Work instruction 1
Do these statements agree with the text on disposing of a dead rabbit? Answer yes or no for each, and quote the words from the text that decide it. (a) A home burial hole should be at least three feet deep. (b) Private pet crematoria usually accept decomposed animals. (c) A veterinarian who receives a wild animal carcass must report the death to the state wildlife management agency.
Work instruction 2
Could you reproduce the text on disposing of a dead rabbit word for word, from "Almost all AVMA-accredited" to "for dead-animal disposal."?

Selected text
---

Whether you're facing the loss of a beloved pet or an unfortunate accident with a wild animal, dead animal disposal is an unpleasant and unwelcome chore. Familiarizing yourself with the human and pet health concerns, local laws and various options will at least get you through it more smoothly. There are slightly different concerns for dead wild rabbits versus pet rabbits.
When your pet passes away, the preferred option tends to be home burial. Unfortunately, this is illegal in many localities and impossible for apartment dwellers. If it is legal in your area -- and for a pet the size of your rabbit -- you'll need to choose a location that's inaccessible to dogs and large wildlife. You must dig the hole deep enough that it won't erode open from weather or cause an odor or pest problem. How deep depends on your climate and soil type, but count on a minimum of three feet. Avoid areas near wells or utility pipes.
While it's often distasteful to pet lovers, most U.S. cities offer a dead-animal pick-up service free of charge. You must call your department of sanitation to schedule the removal and place the animal curbside and inside a trash bag. This is the option of choice for road-killed or decomposed animals.
Most city and county departments of animal services accept deceased wild and pet animals for disposal, including ones you know or suspect carry an infectious disease. This method is usually the one your county health department will recommend. Animal services typically require that the dead animal be placed inside a sealed trash bag and delivered to the facility. Call ahead of time to ensure that your facility accepts deceased animals for disposal and to confirm its delivery policy. Some charge a nominal fee for this service.
Almost all AVMA-accredited veterinarians accept deceased pet and wild animals for disposal. Most deliver the bodies of pets to a pet crematorium and give you the option of having the ashes returned. If you drop off a wild animal carcass with a veterinarian, they are required to report the death to the state wildlife management agency. Most vets charge a fee for dead-animal disposal.
Private Burial or Cremation
Some cities have privately operated pet cemeteries and commercial pet crematoria. You'll be required to purchase a plot of land for burial or pay a fee for cremation and return of the ashes. These businesses do not usually accept decomposed animals.
Handle deceased wild rabbits as little as possible and wash your hands thoroughly after any contact. Rabbits and their parasites can carry a variety of diseases that affect other animals and humans, including tularemia and bubonic plague. While rabies is rare in rabbits, it is possible. If the rabbit died in an encounter with a pet or after exhibiting unusual behavior, contact your veterinarian and local department of animal services. If you have questions about the proper and legal disposal of any animal or particular health concerns, contact the USDA or your local state agricultural extension service.

---

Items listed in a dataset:

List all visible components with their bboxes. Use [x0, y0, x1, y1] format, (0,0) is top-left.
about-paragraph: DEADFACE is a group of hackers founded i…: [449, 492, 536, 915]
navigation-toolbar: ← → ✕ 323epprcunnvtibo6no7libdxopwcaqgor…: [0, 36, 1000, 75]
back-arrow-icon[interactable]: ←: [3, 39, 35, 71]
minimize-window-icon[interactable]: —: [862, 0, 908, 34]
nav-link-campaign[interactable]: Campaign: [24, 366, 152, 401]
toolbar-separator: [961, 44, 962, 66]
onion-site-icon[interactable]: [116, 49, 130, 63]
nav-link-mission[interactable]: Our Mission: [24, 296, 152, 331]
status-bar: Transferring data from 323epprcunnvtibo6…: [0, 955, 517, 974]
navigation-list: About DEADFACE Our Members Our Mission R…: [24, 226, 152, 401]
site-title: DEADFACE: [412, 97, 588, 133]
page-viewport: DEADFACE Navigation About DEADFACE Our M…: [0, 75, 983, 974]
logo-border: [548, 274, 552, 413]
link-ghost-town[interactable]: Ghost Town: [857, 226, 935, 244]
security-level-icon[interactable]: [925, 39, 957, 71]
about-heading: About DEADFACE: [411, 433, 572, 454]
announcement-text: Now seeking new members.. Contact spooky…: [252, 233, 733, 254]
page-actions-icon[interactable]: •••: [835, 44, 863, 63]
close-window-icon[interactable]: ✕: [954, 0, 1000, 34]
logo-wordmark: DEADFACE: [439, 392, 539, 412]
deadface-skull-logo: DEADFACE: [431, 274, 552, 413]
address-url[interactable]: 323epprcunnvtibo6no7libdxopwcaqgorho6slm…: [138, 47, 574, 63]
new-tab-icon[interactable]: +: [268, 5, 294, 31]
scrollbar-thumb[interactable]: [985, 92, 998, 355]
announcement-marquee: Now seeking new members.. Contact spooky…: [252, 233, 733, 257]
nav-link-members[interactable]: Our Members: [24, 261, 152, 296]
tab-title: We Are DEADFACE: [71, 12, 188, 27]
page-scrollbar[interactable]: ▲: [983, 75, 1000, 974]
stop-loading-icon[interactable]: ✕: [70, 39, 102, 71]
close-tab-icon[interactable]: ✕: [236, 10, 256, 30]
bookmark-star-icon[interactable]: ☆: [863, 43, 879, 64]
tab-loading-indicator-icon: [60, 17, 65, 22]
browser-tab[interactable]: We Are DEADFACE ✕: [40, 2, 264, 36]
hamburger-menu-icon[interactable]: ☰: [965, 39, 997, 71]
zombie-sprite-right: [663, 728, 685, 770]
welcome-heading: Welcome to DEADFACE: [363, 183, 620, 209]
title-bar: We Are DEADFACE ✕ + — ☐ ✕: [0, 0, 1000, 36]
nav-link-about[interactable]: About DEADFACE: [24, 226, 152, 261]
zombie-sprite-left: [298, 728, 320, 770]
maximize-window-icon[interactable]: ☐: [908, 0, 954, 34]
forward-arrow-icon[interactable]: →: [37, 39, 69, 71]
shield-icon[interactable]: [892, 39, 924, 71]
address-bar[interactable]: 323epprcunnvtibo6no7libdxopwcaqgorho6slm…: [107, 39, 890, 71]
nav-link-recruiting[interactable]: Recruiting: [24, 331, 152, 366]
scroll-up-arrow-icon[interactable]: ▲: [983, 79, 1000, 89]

---

Task response 1
(a) Yes: "count on a minimum of three feet."
(b) No: "These businesses do not usually accept decomposed animals."
(c) Yes: "they are required to report the death to the state wildlife management agency."

Task response 2
Almost all AVMA-accredited veterinarians accept deceased pet and wild animals for disposal. Most deliver the bodies of pets to a pet crematorium and give you the option of having the ashes returned. If you drop off a wild animal carcass with a veterinarian, they are required to report the death to the state wildlife management agency. Most vets charge a fee for dead-animal disposal.